• _Goal_:
Make an exact transcription of the material, leaving out all images.

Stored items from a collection
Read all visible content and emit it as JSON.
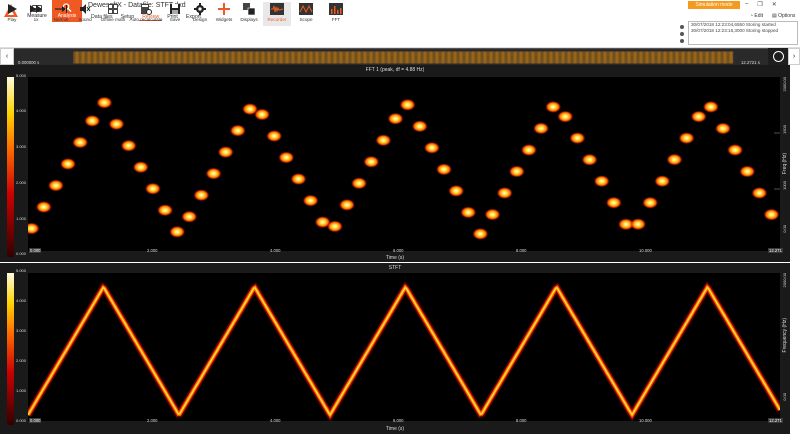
{
  "app": {
    "title": "DewesoftX - Datafile: STFT.dxd",
    "mode_measure": "Measure",
    "mode_analysis": "Analysis",
    "simulation_badge": "Simulation mode",
    "edit_label": "Edit",
    "options_label": "Options",
    "win_minimize": "–",
    "win_restore": "❐",
    "win_close": "✕"
  },
  "menu": [
    {
      "label": "Data files",
      "active": false
    },
    {
      "label": "Setup",
      "active": false
    },
    {
      "label": "Review",
      "active": true
    },
    {
      "label": "Print",
      "active": false
    },
    {
      "label": "Export",
      "active": false
    }
  ],
  "toolbar": {
    "play": "Play",
    "ff": "1x",
    "normal": "Normal",
    "sound": "Sound",
    "offline_math": "Offline math",
    "auto_recalculate": "Auto recalculate",
    "save": "Save",
    "design": "Design",
    "widgets": "Widgets",
    "displays": "Displays",
    "recorder": "Recorder",
    "scope": "Scope",
    "fft": "FFT"
  },
  "log": [
    "30/07/2018 12:23:04,6550 Storing started",
    "30/07/2018 12:23:16,3000 Storing stopped"
  ],
  "overview": {
    "start": "0.000000 s",
    "end": "12.2721 s"
  },
  "colors": {
    "accent": "#ef5a24",
    "simulation": "#f49a1e",
    "panel_bg": "#1a1a1a",
    "plot_bg": "#000000",
    "trace_hot": "#ffdd33",
    "trace_mid": "#ff5a00",
    "trace_cold": "#c40000"
  },
  "fft_panel": {
    "title": "FFT 1 (peak, df = 4.88 Hz)",
    "y_label": "Freq (Hz)",
    "x_label": "Time (s)",
    "x_ticks": [
      "0.000",
      "2.000",
      "4.000",
      "6.000",
      "8.000",
      "10.000"
    ],
    "x_end": "12.271",
    "y_top": "2000.00",
    "y_mid_a": "1500",
    "y_mid_b": "1000",
    "y_bottom": "0.00",
    "cb_top": "5.000",
    "cb_a": "4.000",
    "cb_b": "3.000",
    "cb_c": "2.000",
    "cb_d": "1.000",
    "cb_bottom": "0.000"
  },
  "stft_panel": {
    "title": "STFT",
    "y_label": "Frequency (Hz)",
    "x_label": "Time (s)",
    "x_ticks": [
      "0.000",
      "2.000",
      "4.000",
      "6.000",
      "8.000",
      "10.000"
    ],
    "x_end": "12.271",
    "y_top": "2000.00",
    "y_bottom": "0.00",
    "cb_top": "5.000",
    "cb_a": "4.000",
    "cb_b": "3.000",
    "cb_c": "2.000",
    "cb_d": "1.000",
    "cb_bottom": "0.000"
  }
}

• _Finished answer_:
Read all visible content and emit it as JSON.
{
  "app": {
    "title": "DewesoftX - Datafile: STFT.dxd",
    "mode_measure": "Measure",
    "mode_analysis": "Analysis",
    "simulation_badge": "Simulation mode",
    "edit_label": "Edit",
    "options_label": "Options",
    "win_minimize": "–",
    "win_restore": "❐",
    "win_close": "✕"
  },
  "menu": [
    {
      "label": "Data files",
      "active": false
    },
    {
      "label": "Setup",
      "active": false
    },
    {
      "label": "Review",
      "active": true
    },
    {
      "label": "Print",
      "active": false
    },
    {
      "label": "Export",
      "active": false
    }
  ],
  "toolbar": {
    "play": "Play",
    "ff": "1x",
    "normal": "Normal",
    "sound": "Sound",
    "offline_math": "Offline math",
    "auto_recalculate": "Auto recalculate",
    "save": "Save",
    "design": "Design",
    "widgets": "Widgets",
    "displays": "Displays",
    "recorder": "Recorder",
    "scope": "Scope",
    "fft": "FFT"
  },
  "log": [
    "30/07/2018 12:23:04,6550 Storing started",
    "30/07/2018 12:23:16,3000 Storing stopped"
  ],
  "overview": {
    "start": "0.000000 s",
    "end": "12.2721 s"
  },
  "colors": {
    "accent": "#ef5a24",
    "simulation": "#f49a1e",
    "panel_bg": "#1a1a1a",
    "plot_bg": "#000000",
    "trace_hot": "#ffdd33",
    "trace_mid": "#ff5a00",
    "trace_cold": "#c40000"
  },
  "fft_panel": {
    "title": "FFT 1 (peak, df = 4.88 Hz)",
    "y_label": "Freq (Hz)",
    "x_label": "Time (s)",
    "x_ticks": [
      "0.000",
      "2.000",
      "4.000",
      "6.000",
      "8.000",
      "10.000"
    ],
    "x_end": "12.271",
    "y_top": "2000.00",
    "y_mid_a": "1500",
    "y_mid_b": "1000",
    "y_bottom": "0.00",
    "cb_top": "5.000",
    "cb_a": "4.000",
    "cb_b": "3.000",
    "cb_c": "2.000",
    "cb_d": "1.000",
    "cb_bottom": "0.000"
  },
  "stft_panel": {
    "title": "STFT",
    "y_label": "Frequency (Hz)",
    "x_label": "Time (s)",
    "x_ticks": [
      "0.000",
      "2.000",
      "4.000",
      "6.000",
      "8.000",
      "10.000"
    ],
    "x_end": "12.271",
    "y_top": "2000.00",
    "y_bottom": "0.00",
    "cb_top": "5.000",
    "cb_a": "4.000",
    "cb_b": "3.000",
    "cb_c": "2.000",
    "cb_d": "1.000",
    "cb_bottom": "0.000"
  }
}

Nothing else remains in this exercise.